Items from a dataset:
* * * * *

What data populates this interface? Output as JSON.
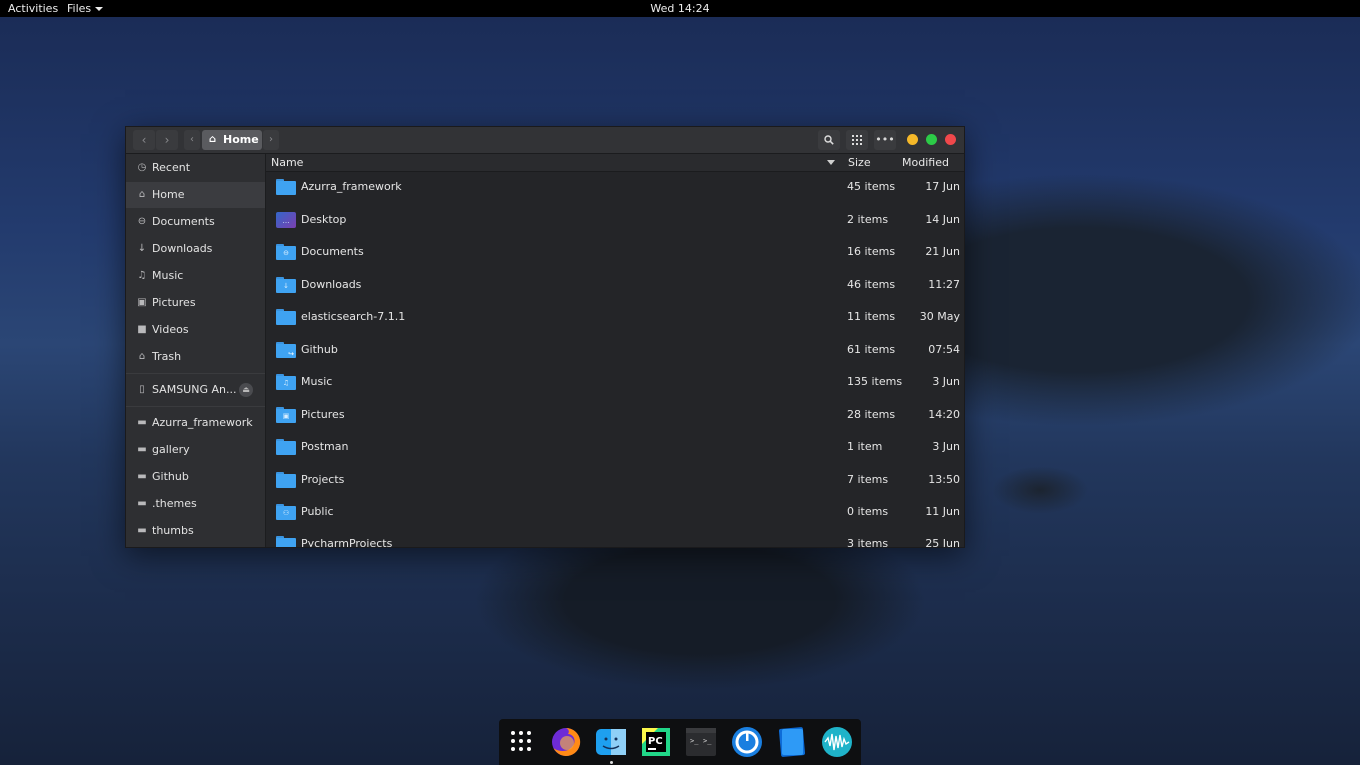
{
  "topbar": {
    "activities": "Activities",
    "app_menu": "Files",
    "clock": "Wed 14:24"
  },
  "window": {
    "path_home": "Home",
    "window_controls": {
      "minimize": "#f5b829",
      "maximize": "#2ccb47",
      "close": "#f0484b"
    }
  },
  "sidebar": {
    "places": [
      {
        "label": "Recent",
        "icon": "clock-icon"
      },
      {
        "label": "Home",
        "icon": "home-icon",
        "active": true
      },
      {
        "label": "Documents",
        "icon": "document-icon"
      },
      {
        "label": "Downloads",
        "icon": "download-icon"
      },
      {
        "label": "Music",
        "icon": "music-icon"
      },
      {
        "label": "Pictures",
        "icon": "picture-icon"
      },
      {
        "label": "Videos",
        "icon": "video-icon"
      },
      {
        "label": "Trash",
        "icon": "trash-icon"
      }
    ],
    "device": {
      "label": "SAMSUNG An...",
      "icon": "phone-icon"
    },
    "bookmarks": [
      {
        "label": "Azurra_framework"
      },
      {
        "label": "gallery"
      },
      {
        "label": "Github"
      },
      {
        "label": ".themes"
      },
      {
        "label": "thumbs"
      }
    ]
  },
  "list": {
    "columns": {
      "name": "Name",
      "size": "Size",
      "modified": "Modified"
    },
    "rows": [
      {
        "name": "Azurra_framework",
        "size": "45 items",
        "modified": "17 Jun"
      },
      {
        "name": "Desktop",
        "size": "2 items",
        "modified": "14 Jun"
      },
      {
        "name": "Documents",
        "size": "16 items",
        "modified": "21 Jun"
      },
      {
        "name": "Downloads",
        "size": "46 items",
        "modified": "11:27"
      },
      {
        "name": "elasticsearch-7.1.1",
        "size": "11 items",
        "modified": "30 May"
      },
      {
        "name": "Github",
        "size": "61 items",
        "modified": "07:54"
      },
      {
        "name": "Music",
        "size": "135 items",
        "modified": "3 Jun"
      },
      {
        "name": "Pictures",
        "size": "28 items",
        "modified": "14:20"
      },
      {
        "name": "Postman",
        "size": "1 item",
        "modified": "3 Jun"
      },
      {
        "name": "Projects",
        "size": "7 items",
        "modified": "13:50"
      },
      {
        "name": "Public",
        "size": "0 items",
        "modified": "11 Jun"
      },
      {
        "name": "PycharmProjects",
        "size": "3 items",
        "modified": "25 Jun"
      }
    ]
  },
  "dock": {
    "items": [
      "show-apps-icon",
      "firefox-icon",
      "files-finder-icon",
      "pycharm-icon",
      "terminal-icon",
      "timer-app-icon",
      "notes-app-icon",
      "audio-waveform-icon"
    ]
  }
}
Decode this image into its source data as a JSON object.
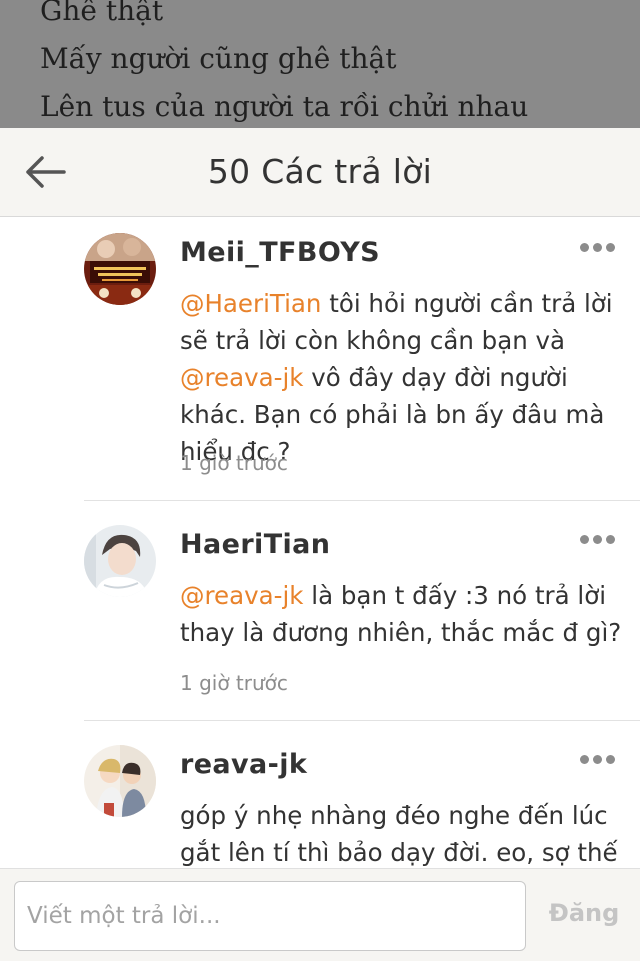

* * * * *

* _Short exercise_
Omit pictures; set down the rest of the material word for word.

* _The result_
What data populates this interface? Output as JSON.
{
  "topbar": {
    "activities": "Activities",
    "app_menu": "Files",
    "clock": "Wed 14:24"
  },
  "window": {
    "path_home": "Home",
    "window_controls": {
      "minimize": "#f5b829",
      "maximize": "#2ccb47",
      "close": "#f0484b"
    }
  },
  "sidebar": {
    "places": [
      {
        "label": "Recent",
        "icon": "clock-icon"
      },
      {
        "label": "Home",
        "icon": "home-icon",
        "active": true
      },
      {
        "label": "Documents",
        "icon": "document-icon"
      },
      {
        "label": "Downloads",
        "icon": "download-icon"
      },
      {
        "label": "Music",
        "icon": "music-icon"
      },
      {
        "label": "Pictures",
        "icon": "picture-icon"
      },
      {
        "label": "Videos",
        "icon": "video-icon"
      },
      {
        "label": "Trash",
        "icon": "trash-icon"
      }
    ],
    "device": {
      "label": "SAMSUNG An...",
      "icon": "phone-icon"
    },
    "bookmarks": [
      {
        "label": "Azurra_framework"
      },
      {
        "label": "gallery"
      },
      {
        "label": "Github"
      },
      {
        "label": ".themes"
      },
      {
        "label": "thumbs"
      }
    ]
  },
  "list": {
    "columns": {
      "name": "Name",
      "size": "Size",
      "modified": "Modified"
    },
    "rows": [
      {
        "name": "Azurra_framework",
        "size": "45 items",
        "modified": "17 Jun"
      },
      {
        "name": "Desktop",
        "size": "2 items",
        "modified": "14 Jun"
      },
      {
        "name": "Documents",
        "size": "16 items",
        "modified": "21 Jun"
      },
      {
        "name": "Downloads",
        "size": "46 items",
        "modified": "11:27"
      },
      {
        "name": "elasticsearch-7.1.1",
        "size": "11 items",
        "modified": "30 May"
      },
      {
        "name": "Github",
        "size": "61 items",
        "modified": "07:54"
      },
      {
        "name": "Music",
        "size": "135 items",
        "modified": "3 Jun"
      },
      {
        "name": "Pictures",
        "size": "28 items",
        "modified": "14:20"
      },
      {
        "name": "Postman",
        "size": "1 item",
        "modified": "3 Jun"
      },
      {
        "name": "Projects",
        "size": "7 items",
        "modified": "13:50"
      },
      {
        "name": "Public",
        "size": "0 items",
        "modified": "11 Jun"
      },
      {
        "name": "PycharmProjects",
        "size": "3 items",
        "modified": "25 Jun"
      }
    ]
  },
  "dock": {
    "items": [
      "show-apps-icon",
      "firefox-icon",
      "files-finder-icon",
      "pycharm-icon",
      "terminal-icon",
      "timer-app-icon",
      "notes-app-icon",
      "audio-waveform-icon"
    ]
  }
}
Decode this image into its source data as a JSON object.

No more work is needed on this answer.